Task prompt: Write the data out again exactly, dropping any images it holds.

★ ★ ★ ★ ★ ★ ★

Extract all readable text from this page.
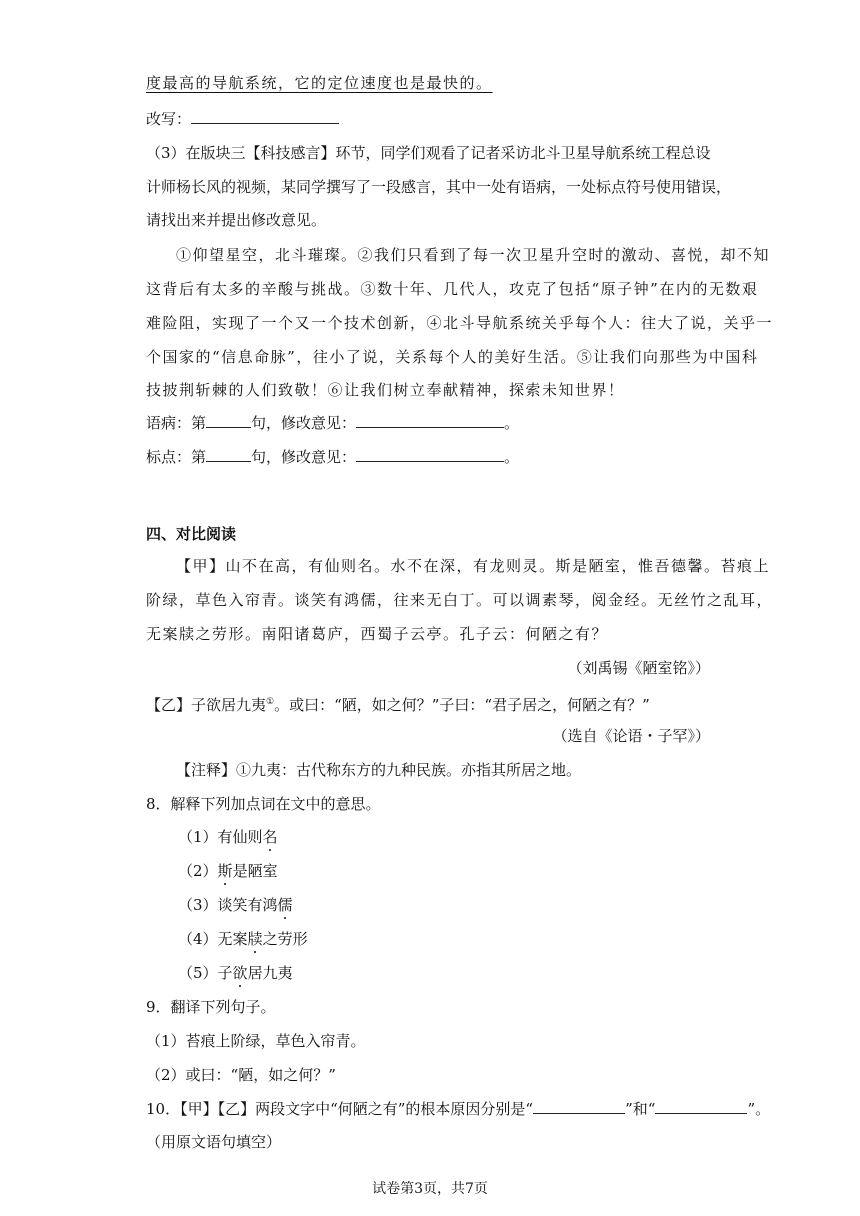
度最高的导航系统，它的定位速度也是最快的。
改写：
（3）在版块三【科技感言】环节，同学们观看了记者采访北斗卫星导航系统工程总设
计师杨长风的视频，某同学撰写了一段感言，其中一处有语病，一处标点符号使用错误，
请找出来并提出修改意见。
①仰望星空，北斗璀璨。②我们只看到了每一次卫星升空时的激动、喜悦，却不知
这背后有太多的辛酸与挑战。③数十年、几代人，攻克了包括“原子钟”在内的无数艰
难险阻，实现了一个又一个技术创新，④北斗导航系统关乎每个人：往大了说，关乎一
个国家的“信息命脉”，往小了说，关系每个人的美好生活。⑤让我们向那些为中国科
技披荆斩棘的人们致敬！⑥让我们树立奉献精神，探索未知世界！
语病：第	句，修改意见：	。
标点：第	句，修改意见：	。
四、对比阅读
【甲】山不在高，有仙则名。水不在深，有龙则灵。斯是陋室，惟吾德馨。苔痕上
阶绿，草色入帘青。谈笑有鸿儒，往来无白丁。可以调素琴，阅金经。无丝竹之乱耳，
无案牍之劳形。南阳诸葛庐，西蜀子云亭。孔子云：何陋之有？
（刘禹锡《陋室铭》）
【乙】子欲居九夷①。或曰：“陋，如之何？”子曰：“君子居之，何陋之有？”
（选自《论语・子罕》）
【注释】①九夷：古代称东方的九种民族。亦指其所居之地。
8．解释下列加点词在文中的意思。
（1）有仙则名
（2）斯是陋室
（3）谈笑有鸿儒
（4）无案牍之劳形
（5）子欲居九夷
9．翻译下列句子。
（1）苔痕上阶绿，草色入帘青。
（2）或曰：“陋，如之何？”
10．【甲】【乙】两段文字中“何陋之有”的根本原因分别是“	”和“	”。
（用原文语句填空）
试卷第3页，共7页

★ ★ ★ ★ ★ ★ ★

Exercise answer:
Extract all readable text from this page.
度最高的导航系统，它的定位速度也是最快的。
改写：
（3）在版块三【科技感言】环节，同学们观看了记者采访北斗卫星导航系统工程总设
计师杨长风的视频，某同学撰写了一段感言，其中一处有语病，一处标点符号使用错误，
请找出来并提出修改意见。
①仰望星空，北斗璀璨。②我们只看到了每一次卫星升空时的激动、喜悦，却不知
这背后有太多的辛酸与挑战。③数十年、几代人，攻克了包括“原子钟”在内的无数艰
难险阻，实现了一个又一个技术创新，④北斗导航系统关乎每个人：往大了说，关乎一
个国家的“信息命脉”，往小了说，关系每个人的美好生活。⑤让我们向那些为中国科
技披荆斩棘的人们致敬！⑥让我们树立奉献精神，探索未知世界！
语病：第	句，修改意见：	。
标点：第	句，修改意见：	。
四、对比阅读
【甲】山不在高，有仙则名。水不在深，有龙则灵。斯是陋室，惟吾德馨。苔痕上
阶绿，草色入帘青。谈笑有鸿儒，往来无白丁。可以调素琴，阅金经。无丝竹之乱耳，
无案牍之劳形。南阳诸葛庐，西蜀子云亭。孔子云：何陋之有？
（刘禹锡《陋室铭》）
【乙】子欲居九夷①。或曰：“陋，如之何？”子曰：“君子居之，何陋之有？”
（选自《论语・子罕》）
【注释】①九夷：古代称东方的九种民族。亦指其所居之地。
8．解释下列加点词在文中的意思。
（1）有仙则名
（2）斯是陋室
（3）谈笑有鸿儒
（4）无案牍之劳形
（5）子欲居九夷
9．翻译下列句子。
（1）苔痕上阶绿，草色入帘青。
（2）或曰：“陋，如之何？”
10．【甲】【乙】两段文字中“何陋之有”的根本原因分别是“	”和“	”。
（用原文语句填空）
试卷第3页，共7页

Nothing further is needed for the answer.